Dataset rows:
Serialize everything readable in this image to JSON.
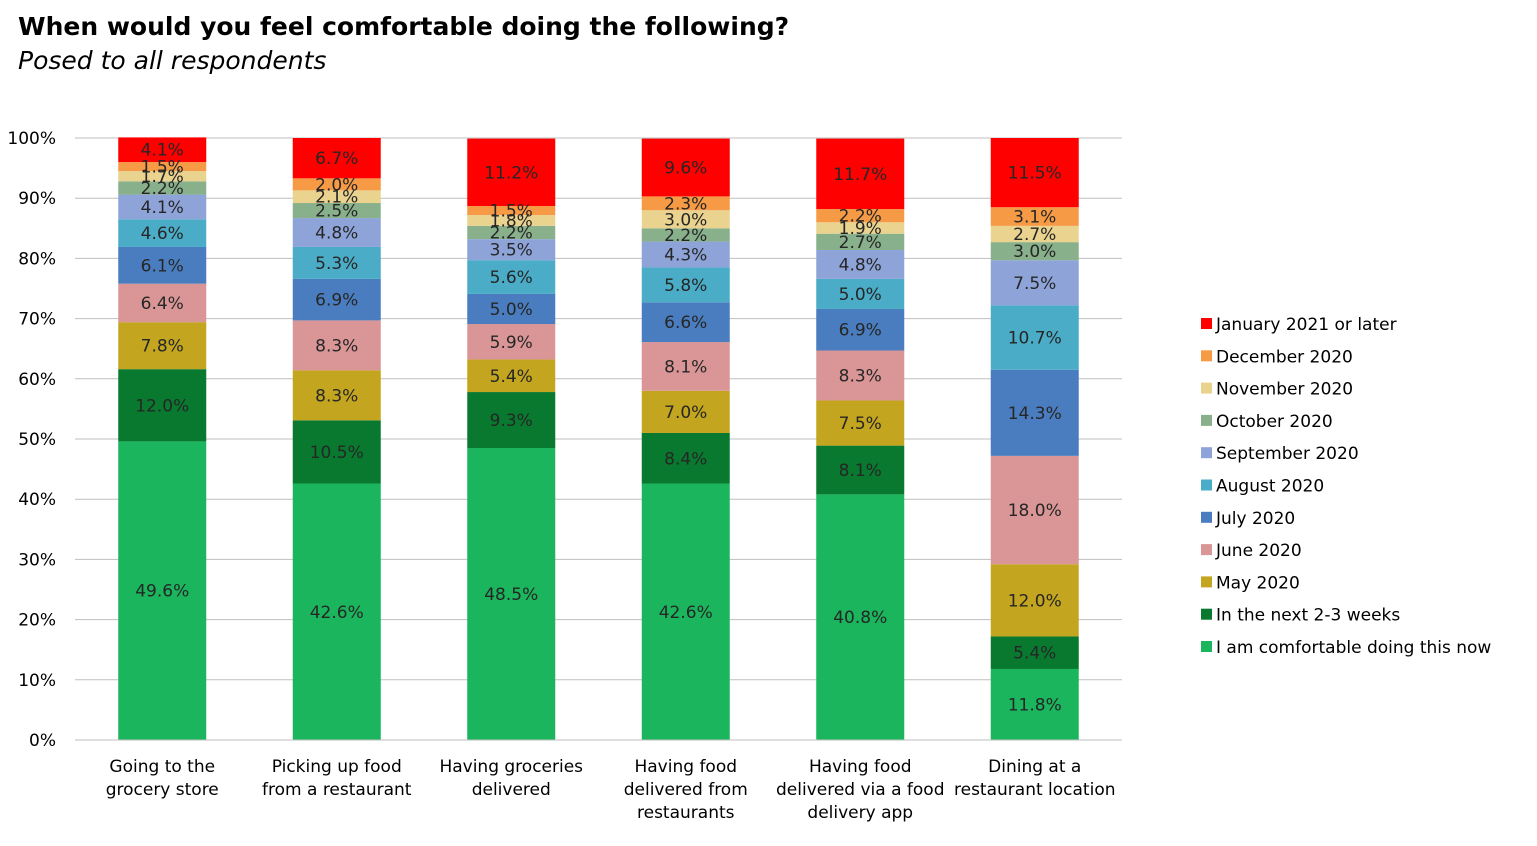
{
  "chart_data": {
    "type": "bar",
    "stacked": true,
    "title": "When would you feel comfortable doing the following?",
    "subtitle": "Posed to all respondents",
    "ylim": [
      0,
      100
    ],
    "y_ticks": [
      "0%",
      "10%",
      "20%",
      "30%",
      "40%",
      "50%",
      "60%",
      "70%",
      "80%",
      "90%",
      "100%"
    ],
    "grid": true,
    "legend_position": "right",
    "categories": [
      [
        "Going to the",
        "grocery store"
      ],
      [
        "Picking up food",
        "from a restaurant"
      ],
      [
        "Having groceries",
        "delivered"
      ],
      [
        "Having food",
        "delivered from",
        "restaurants"
      ],
      [
        "Having food",
        "delivered via a food",
        "delivery app"
      ],
      [
        "Dining at a",
        "restaurant location"
      ]
    ],
    "series": [
      {
        "name": "I am comfortable doing this now",
        "color": "#1AB55C",
        "values": [
          49.6,
          42.6,
          48.5,
          42.6,
          40.8,
          11.8
        ]
      },
      {
        "name": "In the next 2-3 weeks",
        "color": "#08792E",
        "values": [
          12.0,
          10.5,
          9.3,
          8.4,
          8.1,
          5.4
        ]
      },
      {
        "name": "May 2020",
        "color": "#C3A51F",
        "values": [
          7.8,
          8.3,
          5.4,
          7.0,
          7.5,
          12.0
        ]
      },
      {
        "name": "June 2020",
        "color": "#DA9696",
        "values": [
          6.4,
          8.3,
          5.9,
          8.1,
          8.3,
          18.0
        ]
      },
      {
        "name": "July 2020",
        "color": "#4A7DBF",
        "values": [
          6.1,
          6.9,
          5.0,
          6.6,
          6.9,
          14.3
        ]
      },
      {
        "name": "August 2020",
        "color": "#4AACC6",
        "values": [
          4.6,
          5.3,
          5.6,
          5.8,
          5.0,
          10.7
        ]
      },
      {
        "name": "September 2020",
        "color": "#8EA4D9",
        "values": [
          4.1,
          4.8,
          3.5,
          4.3,
          4.8,
          7.5
        ]
      },
      {
        "name": "October 2020",
        "color": "#88B08A",
        "values": [
          2.2,
          2.5,
          2.2,
          2.2,
          2.7,
          3.0
        ]
      },
      {
        "name": "November 2020",
        "color": "#E9D38F",
        "values": [
          1.7,
          2.1,
          1.8,
          3.0,
          1.9,
          2.7
        ]
      },
      {
        "name": "December 2020",
        "color": "#F79A45",
        "values": [
          1.5,
          2.0,
          1.5,
          2.3,
          2.2,
          3.1
        ]
      },
      {
        "name": "January 2021 or later",
        "color": "#FF0000",
        "values": [
          4.1,
          6.7,
          11.2,
          9.6,
          11.7,
          11.5
        ]
      }
    ],
    "data_labels": [
      [
        "49.6%",
        "42.6%",
        "48.5%",
        "42.6%",
        "40.8%",
        "11.8%"
      ],
      [
        "12.0%",
        "10.5%",
        "9.3%",
        "8.4%",
        "8.1%",
        "5.4%"
      ],
      [
        "7.8%",
        "8.3%",
        "5.4%",
        "7.0%",
        "7.5%",
        "12.0%"
      ],
      [
        "6.4%",
        "8.3%",
        "5.9%",
        "8.1%",
        "8.3%",
        "18.0%"
      ],
      [
        "6.1%",
        "6.9%",
        "5.0%",
        "6.6%",
        "6.9%",
        "14.3%"
      ],
      [
        "4.6%",
        "5.3%",
        "5.6%",
        "5.8%",
        "5.0%",
        "10.7%"
      ],
      [
        "4.1%",
        "4.8%",
        "3.5%",
        "4.3%",
        "4.8%",
        "7.5%"
      ],
      [
        "2.2%",
        "2.5%",
        "2.2%",
        "2.2%",
        "2.7%",
        "3.0%"
      ],
      [
        "1.7%",
        "2.1%",
        "1.8%",
        "3.0%",
        "1.9%",
        "2.7%"
      ],
      [
        "1.5%",
        "2.0%",
        "1.5%",
        "2.3%",
        "2.2%",
        "3.1%"
      ],
      [
        "4.1%",
        "6.7%",
        "11.2%",
        "9.6%",
        "11.7%",
        "11.5%"
      ]
    ]
  }
}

Problem to work on: Leave out the pictures and copy everything else in the records word for word.

Written answer:
Serialize everything readable in this image to JSON.
{
  "chart_data": {
    "type": "bar",
    "stacked": true,
    "title": "When would you feel comfortable doing the following?",
    "subtitle": "Posed to all respondents",
    "ylim": [
      0,
      100
    ],
    "y_ticks": [
      "0%",
      "10%",
      "20%",
      "30%",
      "40%",
      "50%",
      "60%",
      "70%",
      "80%",
      "90%",
      "100%"
    ],
    "grid": true,
    "legend_position": "right",
    "categories": [
      [
        "Going to the",
        "grocery store"
      ],
      [
        "Picking up food",
        "from a restaurant"
      ],
      [
        "Having groceries",
        "delivered"
      ],
      [
        "Having food",
        "delivered from",
        "restaurants"
      ],
      [
        "Having food",
        "delivered via a food",
        "delivery app"
      ],
      [
        "Dining at a",
        "restaurant location"
      ]
    ],
    "series": [
      {
        "name": "I am comfortable doing this now",
        "color": "#1AB55C",
        "values": [
          49.6,
          42.6,
          48.5,
          42.6,
          40.8,
          11.8
        ]
      },
      {
        "name": "In the next 2-3 weeks",
        "color": "#08792E",
        "values": [
          12.0,
          10.5,
          9.3,
          8.4,
          8.1,
          5.4
        ]
      },
      {
        "name": "May 2020",
        "color": "#C3A51F",
        "values": [
          7.8,
          8.3,
          5.4,
          7.0,
          7.5,
          12.0
        ]
      },
      {
        "name": "June 2020",
        "color": "#DA9696",
        "values": [
          6.4,
          8.3,
          5.9,
          8.1,
          8.3,
          18.0
        ]
      },
      {
        "name": "July 2020",
        "color": "#4A7DBF",
        "values": [
          6.1,
          6.9,
          5.0,
          6.6,
          6.9,
          14.3
        ]
      },
      {
        "name": "August 2020",
        "color": "#4AACC6",
        "values": [
          4.6,
          5.3,
          5.6,
          5.8,
          5.0,
          10.7
        ]
      },
      {
        "name": "September 2020",
        "color": "#8EA4D9",
        "values": [
          4.1,
          4.8,
          3.5,
          4.3,
          4.8,
          7.5
        ]
      },
      {
        "name": "October 2020",
        "color": "#88B08A",
        "values": [
          2.2,
          2.5,
          2.2,
          2.2,
          2.7,
          3.0
        ]
      },
      {
        "name": "November 2020",
        "color": "#E9D38F",
        "values": [
          1.7,
          2.1,
          1.8,
          3.0,
          1.9,
          2.7
        ]
      },
      {
        "name": "December 2020",
        "color": "#F79A45",
        "values": [
          1.5,
          2.0,
          1.5,
          2.3,
          2.2,
          3.1
        ]
      },
      {
        "name": "January 2021 or later",
        "color": "#FF0000",
        "values": [
          4.1,
          6.7,
          11.2,
          9.6,
          11.7,
          11.5
        ]
      }
    ],
    "data_labels": [
      [
        "49.6%",
        "42.6%",
        "48.5%",
        "42.6%",
        "40.8%",
        "11.8%"
      ],
      [
        "12.0%",
        "10.5%",
        "9.3%",
        "8.4%",
        "8.1%",
        "5.4%"
      ],
      [
        "7.8%",
        "8.3%",
        "5.4%",
        "7.0%",
        "7.5%",
        "12.0%"
      ],
      [
        "6.4%",
        "8.3%",
        "5.9%",
        "8.1%",
        "8.3%",
        "18.0%"
      ],
      [
        "6.1%",
        "6.9%",
        "5.0%",
        "6.6%",
        "6.9%",
        "14.3%"
      ],
      [
        "4.6%",
        "5.3%",
        "5.6%",
        "5.8%",
        "5.0%",
        "10.7%"
      ],
      [
        "4.1%",
        "4.8%",
        "3.5%",
        "4.3%",
        "4.8%",
        "7.5%"
      ],
      [
        "2.2%",
        "2.5%",
        "2.2%",
        "2.2%",
        "2.7%",
        "3.0%"
      ],
      [
        "1.7%",
        "2.1%",
        "1.8%",
        "3.0%",
        "1.9%",
        "2.7%"
      ],
      [
        "1.5%",
        "2.0%",
        "1.5%",
        "2.3%",
        "2.2%",
        "3.1%"
      ],
      [
        "4.1%",
        "6.7%",
        "11.2%",
        "9.6%",
        "11.7%",
        "11.5%"
      ]
    ]
  }
}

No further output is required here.